# [What to produce]
Search the listing below for "size". Copy each matching line.

# [Data rows]
######
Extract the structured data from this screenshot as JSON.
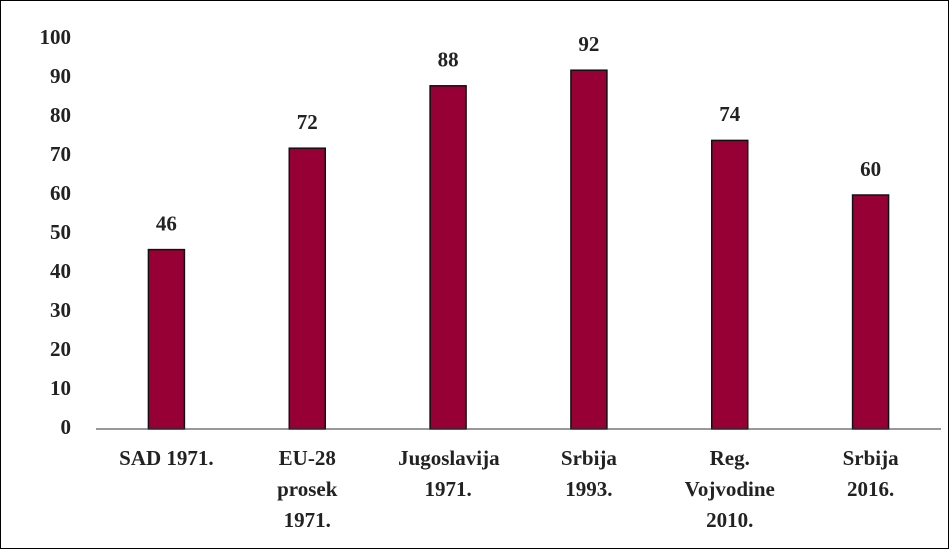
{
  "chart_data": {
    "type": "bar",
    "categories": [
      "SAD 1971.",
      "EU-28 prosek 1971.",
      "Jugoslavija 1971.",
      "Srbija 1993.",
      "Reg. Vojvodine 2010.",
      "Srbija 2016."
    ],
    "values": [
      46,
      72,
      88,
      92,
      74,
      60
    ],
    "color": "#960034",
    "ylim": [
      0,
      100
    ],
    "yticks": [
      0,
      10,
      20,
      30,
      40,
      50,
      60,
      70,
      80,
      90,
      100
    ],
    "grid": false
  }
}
######
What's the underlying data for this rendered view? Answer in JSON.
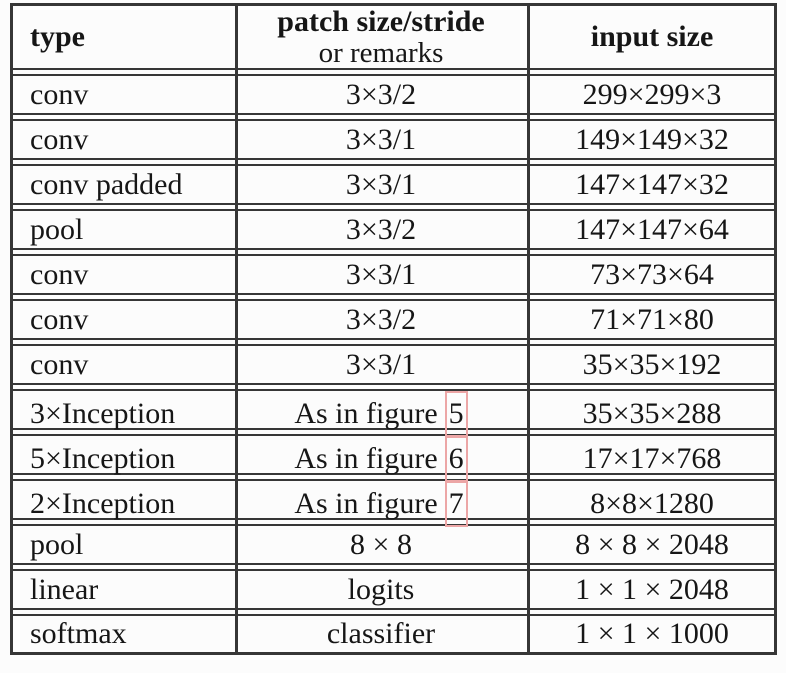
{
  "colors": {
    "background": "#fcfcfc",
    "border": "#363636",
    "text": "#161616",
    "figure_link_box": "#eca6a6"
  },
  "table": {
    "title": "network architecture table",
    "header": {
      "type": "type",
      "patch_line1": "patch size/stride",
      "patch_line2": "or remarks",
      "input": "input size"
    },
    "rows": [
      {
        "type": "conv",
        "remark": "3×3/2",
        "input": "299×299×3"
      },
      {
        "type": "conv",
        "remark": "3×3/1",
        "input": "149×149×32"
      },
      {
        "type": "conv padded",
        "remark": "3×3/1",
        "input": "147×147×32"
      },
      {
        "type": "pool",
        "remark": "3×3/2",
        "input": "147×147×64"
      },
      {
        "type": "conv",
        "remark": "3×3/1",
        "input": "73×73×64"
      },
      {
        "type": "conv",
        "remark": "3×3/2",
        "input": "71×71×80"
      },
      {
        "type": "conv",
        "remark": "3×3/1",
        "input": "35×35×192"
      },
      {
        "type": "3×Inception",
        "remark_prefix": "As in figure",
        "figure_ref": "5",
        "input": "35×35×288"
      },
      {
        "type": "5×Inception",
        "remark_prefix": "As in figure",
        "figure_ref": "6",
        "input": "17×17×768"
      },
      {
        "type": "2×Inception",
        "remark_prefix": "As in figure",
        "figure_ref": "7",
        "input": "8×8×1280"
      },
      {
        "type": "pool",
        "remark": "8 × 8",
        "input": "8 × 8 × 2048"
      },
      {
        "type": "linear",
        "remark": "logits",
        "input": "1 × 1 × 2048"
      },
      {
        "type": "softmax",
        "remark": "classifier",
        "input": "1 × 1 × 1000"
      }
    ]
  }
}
######
# [Response to this exercise]
      "patch_line1": "patch size/stride",
      "input": "input size"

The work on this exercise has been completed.